--- Exercise requirements ---
Pull out all lines from the listing below in which the word "común" appears.

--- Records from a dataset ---
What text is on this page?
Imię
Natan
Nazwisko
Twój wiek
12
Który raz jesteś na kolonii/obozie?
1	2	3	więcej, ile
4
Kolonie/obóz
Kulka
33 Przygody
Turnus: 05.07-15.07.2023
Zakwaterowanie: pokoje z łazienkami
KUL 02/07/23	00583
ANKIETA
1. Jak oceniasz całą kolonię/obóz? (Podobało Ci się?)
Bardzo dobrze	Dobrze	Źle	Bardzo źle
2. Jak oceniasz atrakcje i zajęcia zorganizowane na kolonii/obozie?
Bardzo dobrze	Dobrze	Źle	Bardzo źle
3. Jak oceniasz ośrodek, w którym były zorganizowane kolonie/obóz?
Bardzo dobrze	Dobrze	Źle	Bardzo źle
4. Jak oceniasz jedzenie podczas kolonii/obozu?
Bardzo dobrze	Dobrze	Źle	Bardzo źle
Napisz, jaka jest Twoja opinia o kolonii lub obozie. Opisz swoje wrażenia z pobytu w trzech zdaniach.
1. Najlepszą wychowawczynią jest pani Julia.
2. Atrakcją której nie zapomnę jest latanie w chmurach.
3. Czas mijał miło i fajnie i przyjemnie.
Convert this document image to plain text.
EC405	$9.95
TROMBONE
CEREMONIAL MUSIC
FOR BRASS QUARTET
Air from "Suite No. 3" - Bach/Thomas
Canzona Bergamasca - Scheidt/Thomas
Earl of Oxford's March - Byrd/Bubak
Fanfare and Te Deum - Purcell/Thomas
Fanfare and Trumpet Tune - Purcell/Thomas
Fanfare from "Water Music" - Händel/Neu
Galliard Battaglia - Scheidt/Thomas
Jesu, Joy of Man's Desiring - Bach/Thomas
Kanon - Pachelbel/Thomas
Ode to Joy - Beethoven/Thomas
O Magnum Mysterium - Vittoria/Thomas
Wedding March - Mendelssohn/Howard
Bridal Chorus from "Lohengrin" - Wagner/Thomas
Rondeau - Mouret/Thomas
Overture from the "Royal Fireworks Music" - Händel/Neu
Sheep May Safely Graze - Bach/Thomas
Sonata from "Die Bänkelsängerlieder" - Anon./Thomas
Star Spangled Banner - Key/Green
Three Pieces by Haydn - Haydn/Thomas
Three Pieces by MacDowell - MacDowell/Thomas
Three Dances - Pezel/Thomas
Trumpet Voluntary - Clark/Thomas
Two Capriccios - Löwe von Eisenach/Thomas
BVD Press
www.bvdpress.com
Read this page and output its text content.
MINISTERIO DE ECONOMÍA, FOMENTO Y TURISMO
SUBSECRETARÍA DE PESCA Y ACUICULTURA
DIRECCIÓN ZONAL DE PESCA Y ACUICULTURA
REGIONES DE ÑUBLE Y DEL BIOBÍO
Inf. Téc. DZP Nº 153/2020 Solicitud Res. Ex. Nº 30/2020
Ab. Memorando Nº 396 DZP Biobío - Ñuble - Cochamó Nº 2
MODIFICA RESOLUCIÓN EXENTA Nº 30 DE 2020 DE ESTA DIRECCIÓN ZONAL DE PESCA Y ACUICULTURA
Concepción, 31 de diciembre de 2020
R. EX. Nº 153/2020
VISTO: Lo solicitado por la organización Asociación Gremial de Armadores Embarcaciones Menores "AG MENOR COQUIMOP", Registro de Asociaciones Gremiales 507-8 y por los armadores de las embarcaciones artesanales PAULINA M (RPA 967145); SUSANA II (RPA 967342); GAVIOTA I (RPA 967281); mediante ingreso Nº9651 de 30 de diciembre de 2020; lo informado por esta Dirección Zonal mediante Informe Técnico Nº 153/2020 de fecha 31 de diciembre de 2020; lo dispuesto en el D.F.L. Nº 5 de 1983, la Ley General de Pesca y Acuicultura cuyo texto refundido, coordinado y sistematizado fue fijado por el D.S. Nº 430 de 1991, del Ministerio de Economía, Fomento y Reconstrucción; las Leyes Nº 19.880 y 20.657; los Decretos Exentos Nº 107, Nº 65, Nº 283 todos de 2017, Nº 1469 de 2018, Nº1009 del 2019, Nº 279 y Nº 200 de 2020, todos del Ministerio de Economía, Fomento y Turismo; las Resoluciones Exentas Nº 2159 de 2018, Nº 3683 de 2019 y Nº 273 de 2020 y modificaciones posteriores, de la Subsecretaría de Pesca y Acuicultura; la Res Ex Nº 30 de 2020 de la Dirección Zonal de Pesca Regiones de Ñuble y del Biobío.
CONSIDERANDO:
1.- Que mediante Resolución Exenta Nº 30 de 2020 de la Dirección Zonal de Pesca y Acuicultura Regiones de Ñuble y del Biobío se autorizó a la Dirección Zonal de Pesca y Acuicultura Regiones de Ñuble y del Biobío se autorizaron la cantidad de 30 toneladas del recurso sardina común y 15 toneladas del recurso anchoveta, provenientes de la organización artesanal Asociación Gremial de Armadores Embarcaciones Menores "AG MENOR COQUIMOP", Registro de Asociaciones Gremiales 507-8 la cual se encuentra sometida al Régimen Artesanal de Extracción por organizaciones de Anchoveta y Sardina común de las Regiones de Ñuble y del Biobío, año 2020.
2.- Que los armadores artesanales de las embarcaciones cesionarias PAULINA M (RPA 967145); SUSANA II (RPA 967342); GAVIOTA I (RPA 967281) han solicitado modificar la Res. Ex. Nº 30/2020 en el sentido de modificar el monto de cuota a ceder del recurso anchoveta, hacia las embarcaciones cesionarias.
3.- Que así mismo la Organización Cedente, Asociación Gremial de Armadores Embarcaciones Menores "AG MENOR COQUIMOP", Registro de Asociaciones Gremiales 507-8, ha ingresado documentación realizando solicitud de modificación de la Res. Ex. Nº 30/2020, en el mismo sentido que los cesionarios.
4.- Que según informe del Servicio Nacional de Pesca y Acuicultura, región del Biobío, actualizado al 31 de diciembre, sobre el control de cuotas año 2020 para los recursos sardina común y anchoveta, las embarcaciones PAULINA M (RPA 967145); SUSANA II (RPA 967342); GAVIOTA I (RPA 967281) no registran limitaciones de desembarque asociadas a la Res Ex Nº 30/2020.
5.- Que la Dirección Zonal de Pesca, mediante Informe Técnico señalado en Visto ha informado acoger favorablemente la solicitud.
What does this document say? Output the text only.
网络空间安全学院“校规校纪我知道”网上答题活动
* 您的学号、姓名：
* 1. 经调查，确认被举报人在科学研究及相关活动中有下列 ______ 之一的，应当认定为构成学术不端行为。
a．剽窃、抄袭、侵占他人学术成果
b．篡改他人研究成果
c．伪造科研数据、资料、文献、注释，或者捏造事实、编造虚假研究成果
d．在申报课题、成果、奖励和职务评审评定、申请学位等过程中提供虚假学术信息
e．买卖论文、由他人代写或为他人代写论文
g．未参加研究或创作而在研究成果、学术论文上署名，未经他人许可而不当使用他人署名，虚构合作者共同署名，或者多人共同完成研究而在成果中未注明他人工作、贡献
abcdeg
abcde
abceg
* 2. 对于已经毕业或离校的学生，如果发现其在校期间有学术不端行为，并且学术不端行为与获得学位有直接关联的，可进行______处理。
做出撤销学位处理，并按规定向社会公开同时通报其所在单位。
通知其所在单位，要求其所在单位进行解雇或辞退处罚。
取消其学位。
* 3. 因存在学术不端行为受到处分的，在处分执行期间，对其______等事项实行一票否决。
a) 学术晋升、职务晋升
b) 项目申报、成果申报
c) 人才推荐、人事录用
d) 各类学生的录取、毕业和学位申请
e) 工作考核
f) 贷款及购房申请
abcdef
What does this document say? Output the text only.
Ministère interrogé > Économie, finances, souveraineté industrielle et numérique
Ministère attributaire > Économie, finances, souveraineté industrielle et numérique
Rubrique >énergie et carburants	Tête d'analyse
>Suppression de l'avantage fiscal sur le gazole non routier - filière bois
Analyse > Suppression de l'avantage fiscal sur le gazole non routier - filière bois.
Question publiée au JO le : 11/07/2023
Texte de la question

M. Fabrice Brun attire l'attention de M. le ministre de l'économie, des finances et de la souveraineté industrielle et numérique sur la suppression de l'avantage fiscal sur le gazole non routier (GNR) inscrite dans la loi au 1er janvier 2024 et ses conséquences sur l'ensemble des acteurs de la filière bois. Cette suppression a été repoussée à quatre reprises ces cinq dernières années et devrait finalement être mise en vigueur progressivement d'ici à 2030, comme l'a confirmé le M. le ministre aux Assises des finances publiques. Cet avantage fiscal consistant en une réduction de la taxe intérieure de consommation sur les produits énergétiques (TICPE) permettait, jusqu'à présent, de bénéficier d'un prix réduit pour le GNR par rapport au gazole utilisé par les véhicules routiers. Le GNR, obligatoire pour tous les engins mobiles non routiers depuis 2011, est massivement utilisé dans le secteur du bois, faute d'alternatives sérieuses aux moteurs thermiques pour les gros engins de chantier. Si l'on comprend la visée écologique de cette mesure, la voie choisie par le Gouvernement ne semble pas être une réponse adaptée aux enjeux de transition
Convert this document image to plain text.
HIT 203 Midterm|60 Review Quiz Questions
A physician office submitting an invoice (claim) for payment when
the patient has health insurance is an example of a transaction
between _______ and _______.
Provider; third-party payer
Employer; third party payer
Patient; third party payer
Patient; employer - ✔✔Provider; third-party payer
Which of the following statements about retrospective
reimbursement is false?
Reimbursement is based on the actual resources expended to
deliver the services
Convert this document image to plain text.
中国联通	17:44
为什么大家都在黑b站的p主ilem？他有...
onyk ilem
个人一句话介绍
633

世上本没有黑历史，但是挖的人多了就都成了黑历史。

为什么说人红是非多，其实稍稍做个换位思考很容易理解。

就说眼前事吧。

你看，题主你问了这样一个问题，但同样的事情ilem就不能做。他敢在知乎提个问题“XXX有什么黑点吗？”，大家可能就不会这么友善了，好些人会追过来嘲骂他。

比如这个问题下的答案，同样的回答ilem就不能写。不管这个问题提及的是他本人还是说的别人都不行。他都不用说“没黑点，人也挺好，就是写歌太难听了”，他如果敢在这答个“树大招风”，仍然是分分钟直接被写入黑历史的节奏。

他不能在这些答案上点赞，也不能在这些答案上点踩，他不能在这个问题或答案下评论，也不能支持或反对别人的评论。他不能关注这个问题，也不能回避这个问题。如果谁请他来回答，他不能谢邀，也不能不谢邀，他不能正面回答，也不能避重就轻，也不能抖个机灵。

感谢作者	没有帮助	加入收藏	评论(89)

--- The result ---
1.- Que mediante Resolución Exenta Nº 30 de 2020 de la Dirección Zonal de Pesca y Acuicultura Regiones de Ñuble y del Biobío se autorizó a la Dirección Zonal de Pesca y Acuicultura Regiones de Ñuble y del Biobío se autorizaron la cantidad de 30 toneladas del recurso sardina común y 15 toneladas del recurso anchoveta, provenientes de la organización artesanal Asociación Gremial de Armadores Embarcaciones Menores "AG MENOR COQUIMOP", Registro de Asociaciones Gremiales 507-8 la cual se encuentra sometida al Régimen Artesanal de Extracción por organizaciones de Anchoveta y Sardina común de las Regiones de Ñuble y del Biobío, año 2020.
4.- Que según informe del Servicio Nacional de Pesca y Acuicultura, región del Biobío, actualizado al 31 de diciembre, sobre el control de cuotas año 2020 para los recursos sardina común y anchoveta, las embarcaciones PAULINA M (RPA 967145); SUSANA II (RPA 967342); GAVIOTA I (RPA 967281) no registran limitaciones de desembarque asociadas a la Res Ex Nº 30/2020.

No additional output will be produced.